··· Data for this task ···

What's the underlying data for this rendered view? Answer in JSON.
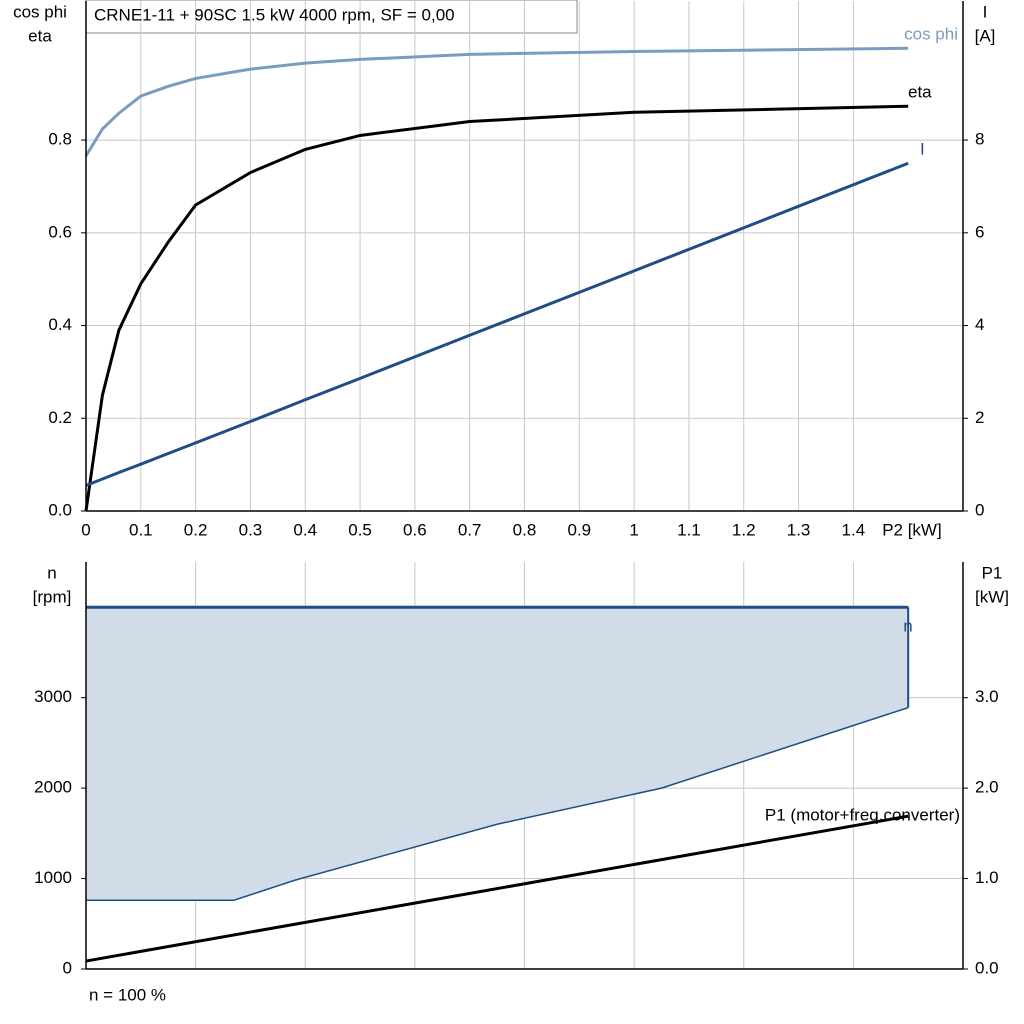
{
  "chart_data": [
    {
      "type": "line",
      "title": "CRNE1-11 + 90SC   1.5 kW   4000 rpm, SF = 0,00",
      "ylabel": [
        "cos phi",
        "eta"
      ],
      "y2label": [
        "I",
        "[A]"
      ],
      "xlabel": "P2 [kW]",
      "x": [
        0,
        0.03,
        0.06,
        0.1,
        0.15,
        0.2,
        0.3,
        0.4,
        0.5,
        0.7,
        1.0,
        1.5
      ],
      "xlim": [
        0,
        1.6
      ],
      "xticks": [
        0,
        0.1,
        0.2,
        0.3,
        0.4,
        0.5,
        0.6,
        0.7,
        0.8,
        0.9,
        1.0,
        1.1,
        1.2,
        1.3,
        1.4
      ],
      "ylim": [
        0,
        1.1
      ],
      "yticks": [
        {
          "value": 0,
          "label": "0.0"
        },
        0.2,
        0.4,
        0.6,
        0.8
      ],
      "y2lim": [
        0,
        11
      ],
      "y2ticks": [
        0,
        2,
        4,
        6,
        8
      ],
      "grid": true,
      "series": [
        {
          "name": "cos phi",
          "color": "#7a9cc0",
          "axis": "y",
          "values": [
            0.766,
            0.824,
            0.858,
            0.895,
            0.916,
            0.933,
            0.953,
            0.966,
            0.974,
            0.985,
            0.991,
            0.998
          ]
        },
        {
          "name": "eta",
          "color": "#000000",
          "axis": "y",
          "values": [
            0,
            0.25,
            0.39,
            0.49,
            0.58,
            0.66,
            0.73,
            0.78,
            0.81,
            0.84,
            0.86,
            0.873
          ]
        },
        {
          "name": "I",
          "color": "#1f4e85",
          "axis": "y2",
          "values": [
            0.55,
            0.69,
            0.83,
            1.01,
            1.24,
            1.47,
            1.93,
            2.4,
            2.86,
            3.79,
            5.18,
            7.5
          ]
        }
      ]
    },
    {
      "type": "area",
      "ylabel": [
        "n",
        "[rpm]"
      ],
      "y2label": [
        "P1",
        "[kW]"
      ],
      "footnote": "n = 100 %",
      "xlim": [
        0,
        1.6
      ],
      "xgrid": [
        0.2,
        0.4,
        0.6,
        0.8,
        1.0,
        1.2,
        1.4
      ],
      "ylim": [
        0,
        4500
      ],
      "yticks": [
        0,
        1000,
        2000,
        3000
      ],
      "y2lim": [
        0,
        4.5
      ],
      "y2ticks": [
        {
          "value": 0,
          "label": "0.0"
        },
        {
          "value": 1,
          "label": "1.0"
        },
        {
          "value": 2,
          "label": "2.0"
        },
        {
          "value": 3,
          "label": "3.0"
        }
      ],
      "grid": true,
      "series": [
        {
          "name": "n",
          "color": "#1f4e85",
          "fill": "#d1dce8",
          "axis": "y",
          "x": [
            0,
            0.27,
            0.38,
            0.75,
            1.05,
            1.5
          ],
          "values": [
            4000,
            4000,
            4000,
            4000,
            4000,
            4000
          ],
          "lower": [
            760,
            760,
            980,
            1600,
            2000,
            2890
          ]
        },
        {
          "name": "P1 (motor+freq.converter)",
          "color": "#000000",
          "axis": "y2",
          "x": [
            0,
            1.5
          ],
          "values": [
            0.088,
            1.69
          ]
        }
      ]
    }
  ]
}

···

What the exercise asks: Can you retype every record above exactly, leaving out the pictures?

Correct answer:
What's the underlying data for this rendered view? Answer in JSON.
{
  "chart_data": [
    {
      "type": "line",
      "title": "CRNE1-11 + 90SC   1.5 kW   4000 rpm, SF = 0,00",
      "ylabel": [
        "cos phi",
        "eta"
      ],
      "y2label": [
        "I",
        "[A]"
      ],
      "xlabel": "P2 [kW]",
      "x": [
        0,
        0.03,
        0.06,
        0.1,
        0.15,
        0.2,
        0.3,
        0.4,
        0.5,
        0.7,
        1.0,
        1.5
      ],
      "xlim": [
        0,
        1.6
      ],
      "xticks": [
        0,
        0.1,
        0.2,
        0.3,
        0.4,
        0.5,
        0.6,
        0.7,
        0.8,
        0.9,
        1.0,
        1.1,
        1.2,
        1.3,
        1.4
      ],
      "ylim": [
        0,
        1.1
      ],
      "yticks": [
        {
          "value": 0,
          "label": "0.0"
        },
        0.2,
        0.4,
        0.6,
        0.8
      ],
      "y2lim": [
        0,
        11
      ],
      "y2ticks": [
        0,
        2,
        4,
        6,
        8
      ],
      "grid": true,
      "series": [
        {
          "name": "cos phi",
          "color": "#7a9cc0",
          "axis": "y",
          "values": [
            0.766,
            0.824,
            0.858,
            0.895,
            0.916,
            0.933,
            0.953,
            0.966,
            0.974,
            0.985,
            0.991,
            0.998
          ]
        },
        {
          "name": "eta",
          "color": "#000000",
          "axis": "y",
          "values": [
            0,
            0.25,
            0.39,
            0.49,
            0.58,
            0.66,
            0.73,
            0.78,
            0.81,
            0.84,
            0.86,
            0.873
          ]
        },
        {
          "name": "I",
          "color": "#1f4e85",
          "axis": "y2",
          "values": [
            0.55,
            0.69,
            0.83,
            1.01,
            1.24,
            1.47,
            1.93,
            2.4,
            2.86,
            3.79,
            5.18,
            7.5
          ]
        }
      ]
    },
    {
      "type": "area",
      "ylabel": [
        "n",
        "[rpm]"
      ],
      "y2label": [
        "P1",
        "[kW]"
      ],
      "footnote": "n = 100 %",
      "xlim": [
        0,
        1.6
      ],
      "xgrid": [
        0.2,
        0.4,
        0.6,
        0.8,
        1.0,
        1.2,
        1.4
      ],
      "ylim": [
        0,
        4500
      ],
      "yticks": [
        0,
        1000,
        2000,
        3000
      ],
      "y2lim": [
        0,
        4.5
      ],
      "y2ticks": [
        {
          "value": 0,
          "label": "0.0"
        },
        {
          "value": 1,
          "label": "1.0"
        },
        {
          "value": 2,
          "label": "2.0"
        },
        {
          "value": 3,
          "label": "3.0"
        }
      ],
      "grid": true,
      "series": [
        {
          "name": "n",
          "color": "#1f4e85",
          "fill": "#d1dce8",
          "axis": "y",
          "x": [
            0,
            0.27,
            0.38,
            0.75,
            1.05,
            1.5
          ],
          "values": [
            4000,
            4000,
            4000,
            4000,
            4000,
            4000
          ],
          "lower": [
            760,
            760,
            980,
            1600,
            2000,
            2890
          ]
        },
        {
          "name": "P1 (motor+freq.converter)",
          "color": "#000000",
          "axis": "y2",
          "x": [
            0,
            1.5
          ],
          "values": [
            0.088,
            1.69
          ]
        }
      ]
    }
  ]
}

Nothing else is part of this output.